Source records:
—————

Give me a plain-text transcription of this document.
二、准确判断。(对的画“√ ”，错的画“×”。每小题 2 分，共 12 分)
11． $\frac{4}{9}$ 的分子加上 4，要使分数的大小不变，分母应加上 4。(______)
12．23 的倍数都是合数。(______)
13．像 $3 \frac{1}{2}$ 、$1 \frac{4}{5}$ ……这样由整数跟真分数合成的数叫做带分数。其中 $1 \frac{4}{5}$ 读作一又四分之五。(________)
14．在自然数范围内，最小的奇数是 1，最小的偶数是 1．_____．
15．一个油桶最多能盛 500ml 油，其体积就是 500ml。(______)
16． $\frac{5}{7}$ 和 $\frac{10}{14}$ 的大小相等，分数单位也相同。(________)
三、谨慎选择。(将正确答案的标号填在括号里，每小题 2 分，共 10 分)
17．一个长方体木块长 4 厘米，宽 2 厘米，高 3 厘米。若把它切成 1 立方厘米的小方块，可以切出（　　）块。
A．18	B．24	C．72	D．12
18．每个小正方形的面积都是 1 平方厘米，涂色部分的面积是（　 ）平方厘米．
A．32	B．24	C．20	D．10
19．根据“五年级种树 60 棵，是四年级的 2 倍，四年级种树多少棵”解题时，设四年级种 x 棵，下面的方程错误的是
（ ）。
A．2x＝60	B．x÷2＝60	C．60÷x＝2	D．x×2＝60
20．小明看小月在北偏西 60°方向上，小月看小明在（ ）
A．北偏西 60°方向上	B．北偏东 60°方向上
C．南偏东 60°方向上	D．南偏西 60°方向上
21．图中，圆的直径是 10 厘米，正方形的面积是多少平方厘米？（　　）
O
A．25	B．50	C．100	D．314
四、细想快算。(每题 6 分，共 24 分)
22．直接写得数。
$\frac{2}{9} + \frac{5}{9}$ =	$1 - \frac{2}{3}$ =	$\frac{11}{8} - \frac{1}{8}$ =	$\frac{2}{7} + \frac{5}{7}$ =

—————

▶ Task objective: List the lines of the entries that include "frac".

▶ Exercise answer:
11． $\frac{4}{9}$ 的分子加上 4，要使分数的大小不变，分母应加上 4。(______)
13．像 $3 \frac{1}{2}$ 、$1 \frac{4}{5}$ ……这样由整数跟真分数合成的数叫做带分数。其中 $1 \frac{4}{5}$ 读作一又四分之五。(________)
16． $\frac{5}{7}$ 和 $\frac{10}{14}$ 的大小相等，分数单位也相同。(________)
$\frac{2}{9} + \frac{5}{9}$ =	$1 - \frac{2}{3}$ =	$\frac{11}{8} - \frac{1}{8}$ =	$\frac{2}{7} + \frac{5}{7}$ =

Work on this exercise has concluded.